BEGIN RECORDS PROVIDED

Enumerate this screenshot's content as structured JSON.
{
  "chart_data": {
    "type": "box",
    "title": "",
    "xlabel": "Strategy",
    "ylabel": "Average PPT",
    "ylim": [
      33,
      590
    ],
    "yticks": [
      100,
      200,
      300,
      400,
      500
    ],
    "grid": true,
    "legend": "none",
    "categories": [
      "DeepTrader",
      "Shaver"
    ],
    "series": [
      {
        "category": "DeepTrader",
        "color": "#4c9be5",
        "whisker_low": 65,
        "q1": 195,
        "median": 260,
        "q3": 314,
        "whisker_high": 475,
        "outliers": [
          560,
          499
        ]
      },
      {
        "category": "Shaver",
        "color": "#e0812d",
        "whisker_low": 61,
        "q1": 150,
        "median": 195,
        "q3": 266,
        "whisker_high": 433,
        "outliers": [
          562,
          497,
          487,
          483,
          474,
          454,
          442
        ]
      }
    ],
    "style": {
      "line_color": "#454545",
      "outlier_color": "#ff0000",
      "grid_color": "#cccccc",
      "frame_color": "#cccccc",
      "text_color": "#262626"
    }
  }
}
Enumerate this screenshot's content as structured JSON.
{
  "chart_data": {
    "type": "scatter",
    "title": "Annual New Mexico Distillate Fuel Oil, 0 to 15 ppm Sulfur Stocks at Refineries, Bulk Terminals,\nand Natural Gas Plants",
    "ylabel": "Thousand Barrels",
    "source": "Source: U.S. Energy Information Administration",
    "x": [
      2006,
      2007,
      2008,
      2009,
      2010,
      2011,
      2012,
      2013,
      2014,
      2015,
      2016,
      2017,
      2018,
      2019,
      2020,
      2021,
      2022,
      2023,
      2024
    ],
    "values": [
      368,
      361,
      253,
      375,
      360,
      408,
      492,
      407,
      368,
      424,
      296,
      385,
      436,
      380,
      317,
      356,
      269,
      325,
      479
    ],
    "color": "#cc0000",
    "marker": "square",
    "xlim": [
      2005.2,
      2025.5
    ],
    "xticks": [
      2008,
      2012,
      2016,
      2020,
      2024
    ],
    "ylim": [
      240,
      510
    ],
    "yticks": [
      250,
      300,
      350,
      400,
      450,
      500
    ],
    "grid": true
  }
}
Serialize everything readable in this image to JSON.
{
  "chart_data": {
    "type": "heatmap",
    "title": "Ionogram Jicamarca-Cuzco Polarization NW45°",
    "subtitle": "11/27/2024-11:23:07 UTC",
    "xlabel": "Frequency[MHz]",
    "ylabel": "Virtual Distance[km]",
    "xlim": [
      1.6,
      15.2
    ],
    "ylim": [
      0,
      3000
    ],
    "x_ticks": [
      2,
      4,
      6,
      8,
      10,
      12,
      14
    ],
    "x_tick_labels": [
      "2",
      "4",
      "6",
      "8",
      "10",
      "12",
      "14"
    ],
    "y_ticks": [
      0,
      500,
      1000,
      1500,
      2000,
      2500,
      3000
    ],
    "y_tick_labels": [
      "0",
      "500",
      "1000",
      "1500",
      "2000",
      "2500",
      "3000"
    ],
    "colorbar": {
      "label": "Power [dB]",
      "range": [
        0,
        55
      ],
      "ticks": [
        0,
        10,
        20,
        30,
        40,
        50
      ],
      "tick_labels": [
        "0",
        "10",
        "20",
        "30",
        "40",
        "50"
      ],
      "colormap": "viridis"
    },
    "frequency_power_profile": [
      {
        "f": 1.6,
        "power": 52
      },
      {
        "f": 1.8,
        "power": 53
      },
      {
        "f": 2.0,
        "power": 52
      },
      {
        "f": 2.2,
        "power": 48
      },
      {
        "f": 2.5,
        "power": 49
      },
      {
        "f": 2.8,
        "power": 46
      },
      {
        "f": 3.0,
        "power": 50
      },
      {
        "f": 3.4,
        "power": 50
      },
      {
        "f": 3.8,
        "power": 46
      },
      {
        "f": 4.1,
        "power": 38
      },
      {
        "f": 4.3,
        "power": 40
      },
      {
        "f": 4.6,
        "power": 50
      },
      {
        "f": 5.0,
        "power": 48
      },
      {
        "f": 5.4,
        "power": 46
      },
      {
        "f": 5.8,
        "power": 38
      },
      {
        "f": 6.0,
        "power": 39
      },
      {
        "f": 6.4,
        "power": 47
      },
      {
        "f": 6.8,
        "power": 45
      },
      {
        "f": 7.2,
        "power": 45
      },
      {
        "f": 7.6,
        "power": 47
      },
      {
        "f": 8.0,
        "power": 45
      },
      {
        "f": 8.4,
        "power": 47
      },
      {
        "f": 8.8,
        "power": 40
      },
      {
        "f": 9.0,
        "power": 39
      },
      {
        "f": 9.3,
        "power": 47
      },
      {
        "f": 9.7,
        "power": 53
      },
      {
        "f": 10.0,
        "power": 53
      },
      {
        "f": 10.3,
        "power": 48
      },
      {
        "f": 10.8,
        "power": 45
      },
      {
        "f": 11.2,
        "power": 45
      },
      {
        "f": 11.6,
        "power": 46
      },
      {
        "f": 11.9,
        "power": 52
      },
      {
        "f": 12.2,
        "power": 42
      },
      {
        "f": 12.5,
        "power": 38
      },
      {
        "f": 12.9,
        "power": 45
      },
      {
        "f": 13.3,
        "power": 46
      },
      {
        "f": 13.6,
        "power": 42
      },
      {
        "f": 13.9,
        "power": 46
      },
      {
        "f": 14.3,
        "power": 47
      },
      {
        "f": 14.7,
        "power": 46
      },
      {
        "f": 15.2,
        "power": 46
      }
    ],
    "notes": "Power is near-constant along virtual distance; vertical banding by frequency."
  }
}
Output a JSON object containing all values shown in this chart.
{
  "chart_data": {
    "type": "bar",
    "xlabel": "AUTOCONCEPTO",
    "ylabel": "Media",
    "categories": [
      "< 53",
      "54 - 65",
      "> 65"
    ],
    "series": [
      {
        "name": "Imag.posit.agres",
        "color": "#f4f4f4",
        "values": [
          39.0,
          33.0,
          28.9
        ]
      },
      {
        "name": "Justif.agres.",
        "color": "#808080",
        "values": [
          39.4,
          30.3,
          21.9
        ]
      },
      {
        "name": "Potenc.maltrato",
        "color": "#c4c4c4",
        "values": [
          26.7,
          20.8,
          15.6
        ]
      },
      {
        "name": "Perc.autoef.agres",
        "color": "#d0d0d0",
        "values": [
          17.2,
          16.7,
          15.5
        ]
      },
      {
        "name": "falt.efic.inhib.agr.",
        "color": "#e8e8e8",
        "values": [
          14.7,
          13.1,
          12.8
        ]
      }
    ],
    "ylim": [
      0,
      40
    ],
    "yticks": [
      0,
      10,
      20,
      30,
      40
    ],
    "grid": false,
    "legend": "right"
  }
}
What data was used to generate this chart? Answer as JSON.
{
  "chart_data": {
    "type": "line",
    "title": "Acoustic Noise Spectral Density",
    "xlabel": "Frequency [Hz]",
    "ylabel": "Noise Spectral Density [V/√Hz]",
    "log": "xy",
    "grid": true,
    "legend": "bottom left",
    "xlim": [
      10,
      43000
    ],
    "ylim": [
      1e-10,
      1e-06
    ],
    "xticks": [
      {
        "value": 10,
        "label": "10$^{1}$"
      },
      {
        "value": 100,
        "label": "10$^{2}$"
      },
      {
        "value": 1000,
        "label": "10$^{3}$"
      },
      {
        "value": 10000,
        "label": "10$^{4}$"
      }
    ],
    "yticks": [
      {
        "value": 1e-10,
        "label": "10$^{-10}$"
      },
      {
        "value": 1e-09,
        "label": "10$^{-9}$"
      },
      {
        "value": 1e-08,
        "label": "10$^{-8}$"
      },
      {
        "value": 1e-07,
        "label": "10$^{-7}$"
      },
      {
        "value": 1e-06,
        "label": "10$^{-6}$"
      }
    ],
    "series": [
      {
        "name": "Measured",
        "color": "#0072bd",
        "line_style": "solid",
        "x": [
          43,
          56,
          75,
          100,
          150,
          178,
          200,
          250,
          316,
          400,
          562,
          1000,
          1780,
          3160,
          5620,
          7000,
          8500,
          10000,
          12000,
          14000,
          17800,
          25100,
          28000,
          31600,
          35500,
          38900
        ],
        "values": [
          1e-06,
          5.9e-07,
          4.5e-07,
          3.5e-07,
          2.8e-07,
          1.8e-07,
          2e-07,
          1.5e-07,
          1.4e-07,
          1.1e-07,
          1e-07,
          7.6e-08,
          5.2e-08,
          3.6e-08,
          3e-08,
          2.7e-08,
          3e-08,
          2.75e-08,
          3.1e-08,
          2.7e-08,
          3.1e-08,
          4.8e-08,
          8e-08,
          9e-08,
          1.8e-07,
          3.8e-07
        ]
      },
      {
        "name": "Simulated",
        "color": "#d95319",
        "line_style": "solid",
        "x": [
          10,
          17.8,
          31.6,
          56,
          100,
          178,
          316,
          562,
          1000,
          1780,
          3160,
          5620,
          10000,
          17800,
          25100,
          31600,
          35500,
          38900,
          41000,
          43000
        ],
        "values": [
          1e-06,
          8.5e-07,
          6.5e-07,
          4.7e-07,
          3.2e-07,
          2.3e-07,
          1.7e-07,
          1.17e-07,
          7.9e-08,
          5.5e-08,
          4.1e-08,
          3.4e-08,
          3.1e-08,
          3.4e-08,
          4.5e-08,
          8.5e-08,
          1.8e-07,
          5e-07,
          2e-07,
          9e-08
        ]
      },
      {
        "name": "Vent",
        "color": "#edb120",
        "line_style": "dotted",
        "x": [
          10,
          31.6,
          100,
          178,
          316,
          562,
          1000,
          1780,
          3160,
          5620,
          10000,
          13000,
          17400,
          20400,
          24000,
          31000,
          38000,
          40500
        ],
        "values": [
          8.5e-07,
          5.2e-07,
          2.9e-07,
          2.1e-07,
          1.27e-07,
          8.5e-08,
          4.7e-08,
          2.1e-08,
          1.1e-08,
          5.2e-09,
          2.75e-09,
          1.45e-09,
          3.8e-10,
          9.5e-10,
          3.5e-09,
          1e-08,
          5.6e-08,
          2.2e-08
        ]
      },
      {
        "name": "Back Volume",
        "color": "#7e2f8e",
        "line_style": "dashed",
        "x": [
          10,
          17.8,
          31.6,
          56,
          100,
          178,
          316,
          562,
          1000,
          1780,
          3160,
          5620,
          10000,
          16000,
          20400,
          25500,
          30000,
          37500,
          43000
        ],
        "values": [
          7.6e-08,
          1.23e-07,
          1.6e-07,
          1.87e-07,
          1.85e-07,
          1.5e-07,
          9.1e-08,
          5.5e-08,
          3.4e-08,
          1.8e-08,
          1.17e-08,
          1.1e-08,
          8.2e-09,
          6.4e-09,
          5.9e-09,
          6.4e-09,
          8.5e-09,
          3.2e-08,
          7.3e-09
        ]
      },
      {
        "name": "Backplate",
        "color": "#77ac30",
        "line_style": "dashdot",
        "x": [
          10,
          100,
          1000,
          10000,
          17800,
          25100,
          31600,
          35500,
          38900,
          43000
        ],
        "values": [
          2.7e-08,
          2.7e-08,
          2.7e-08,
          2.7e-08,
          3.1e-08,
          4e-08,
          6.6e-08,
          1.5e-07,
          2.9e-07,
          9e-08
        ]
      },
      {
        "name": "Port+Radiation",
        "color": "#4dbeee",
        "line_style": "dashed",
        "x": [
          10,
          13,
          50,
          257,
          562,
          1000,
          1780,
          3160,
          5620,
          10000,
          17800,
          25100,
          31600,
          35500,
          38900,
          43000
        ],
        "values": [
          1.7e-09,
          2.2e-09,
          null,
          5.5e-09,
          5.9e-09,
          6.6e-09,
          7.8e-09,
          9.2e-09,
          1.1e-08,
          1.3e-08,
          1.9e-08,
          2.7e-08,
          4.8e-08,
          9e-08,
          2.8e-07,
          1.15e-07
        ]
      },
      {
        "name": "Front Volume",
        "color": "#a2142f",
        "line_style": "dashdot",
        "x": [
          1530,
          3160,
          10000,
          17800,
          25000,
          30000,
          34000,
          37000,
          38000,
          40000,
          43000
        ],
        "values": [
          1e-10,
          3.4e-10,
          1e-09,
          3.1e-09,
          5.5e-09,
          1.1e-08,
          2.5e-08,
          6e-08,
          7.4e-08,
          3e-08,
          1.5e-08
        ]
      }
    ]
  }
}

END RECORDS PROVIDED

Sift the material for lines with the string "cccccc". Copy each one found.

      "grid_color": "#cccccc",
      "frame_color": "#cccccc",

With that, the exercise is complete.